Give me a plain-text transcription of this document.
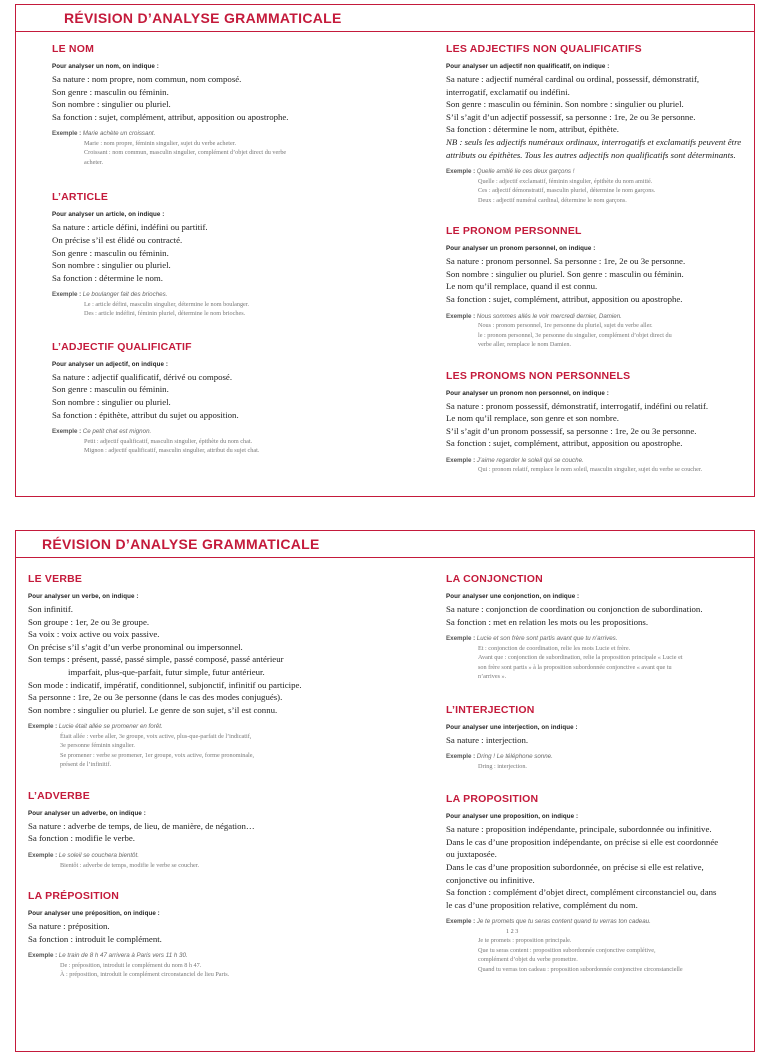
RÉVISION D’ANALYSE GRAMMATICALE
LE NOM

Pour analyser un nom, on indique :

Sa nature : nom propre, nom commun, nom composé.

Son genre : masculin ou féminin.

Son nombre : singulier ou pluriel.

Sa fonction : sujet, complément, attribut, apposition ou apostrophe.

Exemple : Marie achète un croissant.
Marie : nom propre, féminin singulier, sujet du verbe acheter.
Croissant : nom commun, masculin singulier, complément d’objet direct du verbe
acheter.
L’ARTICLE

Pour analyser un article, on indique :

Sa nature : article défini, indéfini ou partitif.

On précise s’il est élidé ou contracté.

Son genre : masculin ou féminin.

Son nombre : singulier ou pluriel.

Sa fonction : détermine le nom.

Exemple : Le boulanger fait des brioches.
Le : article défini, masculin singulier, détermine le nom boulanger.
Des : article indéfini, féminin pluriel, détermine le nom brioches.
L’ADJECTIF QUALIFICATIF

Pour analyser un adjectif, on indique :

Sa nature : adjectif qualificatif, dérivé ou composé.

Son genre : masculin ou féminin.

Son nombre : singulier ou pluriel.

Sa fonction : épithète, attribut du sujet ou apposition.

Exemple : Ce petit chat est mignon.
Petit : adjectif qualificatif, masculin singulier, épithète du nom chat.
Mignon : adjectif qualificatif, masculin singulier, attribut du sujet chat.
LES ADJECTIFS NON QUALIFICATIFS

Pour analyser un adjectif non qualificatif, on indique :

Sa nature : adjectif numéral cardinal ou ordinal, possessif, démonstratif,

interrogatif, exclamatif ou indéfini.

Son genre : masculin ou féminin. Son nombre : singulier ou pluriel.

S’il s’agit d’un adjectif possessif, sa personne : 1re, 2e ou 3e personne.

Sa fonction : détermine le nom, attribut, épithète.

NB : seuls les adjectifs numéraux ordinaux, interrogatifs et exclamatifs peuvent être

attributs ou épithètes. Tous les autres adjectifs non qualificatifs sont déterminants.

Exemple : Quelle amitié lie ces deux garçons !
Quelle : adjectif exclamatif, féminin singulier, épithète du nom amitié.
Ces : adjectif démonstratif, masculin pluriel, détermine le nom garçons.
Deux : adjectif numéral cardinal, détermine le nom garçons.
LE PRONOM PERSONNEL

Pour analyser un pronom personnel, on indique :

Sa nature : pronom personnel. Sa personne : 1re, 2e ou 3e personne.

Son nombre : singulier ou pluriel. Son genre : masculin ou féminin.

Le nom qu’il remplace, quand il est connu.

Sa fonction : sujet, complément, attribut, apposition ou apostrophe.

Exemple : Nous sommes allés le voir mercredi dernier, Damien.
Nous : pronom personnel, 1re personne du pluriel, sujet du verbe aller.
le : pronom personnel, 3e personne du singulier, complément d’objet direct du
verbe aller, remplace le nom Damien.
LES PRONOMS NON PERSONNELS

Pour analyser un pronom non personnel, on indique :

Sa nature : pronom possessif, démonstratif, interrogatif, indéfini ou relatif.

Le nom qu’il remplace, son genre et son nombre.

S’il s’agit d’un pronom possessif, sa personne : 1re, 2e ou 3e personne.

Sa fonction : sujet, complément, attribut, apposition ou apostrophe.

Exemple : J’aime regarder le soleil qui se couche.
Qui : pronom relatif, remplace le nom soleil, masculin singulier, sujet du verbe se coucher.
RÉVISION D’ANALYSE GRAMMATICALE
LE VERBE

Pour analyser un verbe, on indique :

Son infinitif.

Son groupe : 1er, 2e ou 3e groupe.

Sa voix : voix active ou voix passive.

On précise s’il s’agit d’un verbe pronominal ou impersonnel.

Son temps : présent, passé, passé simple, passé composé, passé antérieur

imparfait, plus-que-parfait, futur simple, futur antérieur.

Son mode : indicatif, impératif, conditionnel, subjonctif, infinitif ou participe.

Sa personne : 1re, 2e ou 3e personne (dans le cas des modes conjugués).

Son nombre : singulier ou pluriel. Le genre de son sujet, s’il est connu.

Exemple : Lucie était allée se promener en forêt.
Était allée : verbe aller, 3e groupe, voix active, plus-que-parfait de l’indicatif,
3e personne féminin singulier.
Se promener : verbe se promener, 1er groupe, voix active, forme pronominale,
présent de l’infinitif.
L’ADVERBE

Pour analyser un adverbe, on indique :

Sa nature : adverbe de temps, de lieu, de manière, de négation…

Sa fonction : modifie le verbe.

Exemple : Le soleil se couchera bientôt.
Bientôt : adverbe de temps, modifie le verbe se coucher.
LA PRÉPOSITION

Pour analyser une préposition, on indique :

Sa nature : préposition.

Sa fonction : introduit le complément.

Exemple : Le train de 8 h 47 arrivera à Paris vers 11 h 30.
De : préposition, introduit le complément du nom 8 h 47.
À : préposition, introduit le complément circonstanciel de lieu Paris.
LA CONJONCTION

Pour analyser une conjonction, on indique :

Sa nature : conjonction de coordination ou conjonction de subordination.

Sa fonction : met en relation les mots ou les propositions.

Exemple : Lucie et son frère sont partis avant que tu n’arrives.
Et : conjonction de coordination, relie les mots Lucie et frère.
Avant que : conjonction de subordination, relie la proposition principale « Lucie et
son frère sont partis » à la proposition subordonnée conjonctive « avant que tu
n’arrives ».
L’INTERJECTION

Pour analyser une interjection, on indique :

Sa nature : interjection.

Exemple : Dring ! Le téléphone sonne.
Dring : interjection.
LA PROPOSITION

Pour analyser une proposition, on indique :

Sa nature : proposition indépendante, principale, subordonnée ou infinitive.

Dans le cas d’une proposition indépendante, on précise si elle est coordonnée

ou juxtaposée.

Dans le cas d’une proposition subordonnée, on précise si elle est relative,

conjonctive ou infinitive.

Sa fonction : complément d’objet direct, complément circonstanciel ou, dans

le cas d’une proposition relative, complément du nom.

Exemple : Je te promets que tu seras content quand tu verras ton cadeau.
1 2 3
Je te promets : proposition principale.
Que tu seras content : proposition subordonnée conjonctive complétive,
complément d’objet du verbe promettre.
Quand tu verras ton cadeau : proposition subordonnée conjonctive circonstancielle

◆ EXERCISE ◆
Check each line of the records for the word "mots" and extract those that contain it.

◆ FINAL RESULT ◆
Sa fonction : met en relation les mots ou les propositions.
Et : conjonction de coordination, relie les mots Lucie et frère.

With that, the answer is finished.